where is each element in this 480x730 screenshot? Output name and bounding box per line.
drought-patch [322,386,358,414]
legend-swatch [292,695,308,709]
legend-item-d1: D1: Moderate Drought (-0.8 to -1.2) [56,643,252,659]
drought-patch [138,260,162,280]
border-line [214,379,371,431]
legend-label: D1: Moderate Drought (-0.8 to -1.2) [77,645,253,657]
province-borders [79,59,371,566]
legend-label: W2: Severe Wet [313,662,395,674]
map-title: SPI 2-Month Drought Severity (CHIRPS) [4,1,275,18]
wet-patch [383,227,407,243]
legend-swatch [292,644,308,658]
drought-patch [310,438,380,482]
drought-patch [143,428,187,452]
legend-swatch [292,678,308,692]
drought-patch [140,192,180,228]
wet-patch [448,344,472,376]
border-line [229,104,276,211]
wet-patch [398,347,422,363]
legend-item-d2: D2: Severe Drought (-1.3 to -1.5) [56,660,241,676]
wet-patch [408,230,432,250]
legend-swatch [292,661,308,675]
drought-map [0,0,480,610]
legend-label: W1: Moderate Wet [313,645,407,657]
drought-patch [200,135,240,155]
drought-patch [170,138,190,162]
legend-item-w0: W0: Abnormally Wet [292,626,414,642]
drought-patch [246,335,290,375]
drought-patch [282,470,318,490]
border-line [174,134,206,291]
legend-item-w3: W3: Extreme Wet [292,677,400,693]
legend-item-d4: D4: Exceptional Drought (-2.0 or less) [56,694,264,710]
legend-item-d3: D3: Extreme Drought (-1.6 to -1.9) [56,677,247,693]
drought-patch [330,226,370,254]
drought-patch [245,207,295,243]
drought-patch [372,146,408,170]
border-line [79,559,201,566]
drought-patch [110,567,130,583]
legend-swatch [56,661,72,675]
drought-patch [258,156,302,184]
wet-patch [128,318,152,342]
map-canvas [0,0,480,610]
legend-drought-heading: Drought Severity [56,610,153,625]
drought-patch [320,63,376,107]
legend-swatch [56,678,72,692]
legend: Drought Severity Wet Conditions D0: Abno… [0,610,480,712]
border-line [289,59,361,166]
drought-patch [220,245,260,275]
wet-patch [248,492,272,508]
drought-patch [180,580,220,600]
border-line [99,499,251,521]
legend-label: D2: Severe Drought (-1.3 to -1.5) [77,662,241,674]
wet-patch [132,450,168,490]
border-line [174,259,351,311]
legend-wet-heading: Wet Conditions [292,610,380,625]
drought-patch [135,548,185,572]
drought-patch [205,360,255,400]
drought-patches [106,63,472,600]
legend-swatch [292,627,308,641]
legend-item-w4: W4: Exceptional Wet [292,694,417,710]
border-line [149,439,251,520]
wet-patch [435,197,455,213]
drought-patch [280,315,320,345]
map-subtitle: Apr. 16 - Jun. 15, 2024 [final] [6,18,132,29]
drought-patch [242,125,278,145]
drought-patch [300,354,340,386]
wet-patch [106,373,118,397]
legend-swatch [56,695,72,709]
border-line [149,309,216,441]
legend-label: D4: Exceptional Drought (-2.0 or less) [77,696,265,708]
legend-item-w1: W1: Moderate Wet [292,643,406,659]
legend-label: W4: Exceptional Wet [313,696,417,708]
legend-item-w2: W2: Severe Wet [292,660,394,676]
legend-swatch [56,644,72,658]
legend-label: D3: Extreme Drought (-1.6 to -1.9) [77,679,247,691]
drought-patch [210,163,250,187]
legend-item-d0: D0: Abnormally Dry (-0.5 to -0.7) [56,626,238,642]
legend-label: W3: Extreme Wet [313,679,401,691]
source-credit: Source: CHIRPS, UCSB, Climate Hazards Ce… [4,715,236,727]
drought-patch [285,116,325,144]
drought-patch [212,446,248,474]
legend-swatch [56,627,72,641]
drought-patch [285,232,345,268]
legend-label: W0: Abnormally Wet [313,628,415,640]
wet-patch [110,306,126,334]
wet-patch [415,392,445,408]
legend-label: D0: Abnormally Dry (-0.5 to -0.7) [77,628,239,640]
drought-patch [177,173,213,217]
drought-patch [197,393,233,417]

====

Format every line of the entries above as a numbered list, omitting any blank lines.

1. where is each element in this 480x730 screenshot? Output name and bounding box per line.
2. drought-patch [322,386,358,414]
3. legend-swatch [292,695,308,709]
4. legend-item-d1: D1: Moderate Drought (-0.8 to -1.2) [56,643,252,659]
5. drought-patch [138,260,162,280]
6. border-line [214,379,371,431]
7. legend-label: D1: Moderate Drought (-0.8 to -1.2) [77,645,253,657]
8. province-borders [79,59,371,566]
9. legend-label: W2: Severe Wet [313,662,395,674]
10. map-title: SPI 2-Month Drought Severity (CHIRPS) [4,1,275,18]
11. wet-patch [383,227,407,243]
12. legend-swatch [292,644,308,658]
13. drought-patch [310,438,380,482]
14. drought-patch [143,428,187,452]
15. legend-swatch [292,678,308,692]
16. drought-patch [140,192,180,228]
17. wet-patch [448,344,472,376]
18. border-line [229,104,276,211]
19. wet-patch [398,347,422,363]
20. legend-item-d2: D2: Severe Drought (-1.3 to -1.5) [56,660,241,676]
21. wet-patch [408,230,432,250]
22. legend-swatch [292,661,308,675]
23. drought-map [0,0,480,610]
24. legend-label: W1: Moderate Wet [313,645,407,657]
25. drought-patch [200,135,240,155]
26. drought-patch [170,138,190,162]
27. legend-item-w0: W0: Abnormally Wet [292,626,414,642]
28. drought-patch [246,335,290,375]
29. drought-patch [282,470,318,490]
30. border-line [174,134,206,291]
31. legend-item-w3: W3: Extreme Wet [292,677,400,693]
32. legend-item-d4: D4: Exceptional Drought (-2.0 or less) [56,694,264,710]
33. legend-item-d3: D3: Extreme Drought (-1.6 to -1.9) [56,677,247,693]
34. drought-patch [330,226,370,254]
35. drought-patch [245,207,295,243]
36. drought-patch [372,146,408,170]
37. border-line [79,559,201,566]
38. drought-patch [110,567,130,583]
39. legend-swatch [56,661,72,675]
40. drought-patch [258,156,302,184]
41. wet-patch [128,318,152,342]
42. map-canvas [0,0,480,610]
43. legend-drought-heading: Drought Severity [56,610,153,625]
44. drought-patch [320,63,376,107]
45. legend-swatch [56,678,72,692]
46. legend: Drought Severity Wet Conditions D0: Abno… [0,610,480,712]
47. border-line [289,59,361,166]
48. drought-patch [220,245,260,275]
49. wet-patch [248,492,272,508]
50. drought-patch [180,580,220,600]
51. border-line [99,499,251,521]
52. legend-label: D2: Severe Drought (-1.3 to -1.5) [77,662,241,674]
53. wet-patch [132,450,168,490]
54. border-line [174,259,351,311]
55. legend-wet-heading: Wet Conditions [292,610,380,625]
56. drought-patch [135,548,185,572]
57. drought-patch [205,360,255,400]
58. drought-patches [106,63,472,600]
59. legend-swatch [292,627,308,641]
60. legend-item-w4: W4: Exceptional Wet [292,694,417,710]
61. border-line [149,439,251,520]
62. wet-patch [435,197,455,213]
63. drought-patch [280,315,320,345]
64. map-subtitle: Apr. 16 - Jun. 15, 2024 [final] [6,18,132,29]
65. drought-patch [242,125,278,145]
66. drought-patch [300,354,340,386]
67. wet-patch [106,373,118,397]
68. legend-swatch [56,695,72,709]
69. border-line [149,309,216,441]
70. legend-label: D4: Exceptional Drought (-2.0 or less) [77,696,265,708]
71. legend-item-w1: W1: Moderate Wet [292,643,406,659]
72. legend-label: W4: Exceptional Wet [313,696,417,708]
73. legend-item-w2: W2: Severe Wet [292,660,394,676]
74. legend-swatch [56,644,72,658]
75. legend-label: D3: Extreme Drought (-1.6 to -1.9) [77,679,247,691]
76. drought-patch [210,163,250,187]
77. legend-item-d0: D0: Abnormally Dry (-0.5 to -0.7) [56,626,238,642]
78. legend-label: W3: Extreme Wet [313,679,401,691]
79. source-credit: Source: CHIRPS, UCSB, Climate Hazards Ce… [4,715,236,727]
80. drought-patch [285,116,325,144]
81. drought-patch [212,446,248,474]
82. legend-swatch [56,627,72,641]
83. drought-patch [285,232,345,268]
84. legend-label: W0: Abnormally Wet [313,628,415,640]
85. wet-patch [110,306,126,334]
86. wet-patch [415,392,445,408]
87. legend-label: D0: Abnormally Dry (-0.5 to -0.7) [77,628,239,640]
88. drought-patch [177,173,213,217]
89. drought-patch [197,393,233,417]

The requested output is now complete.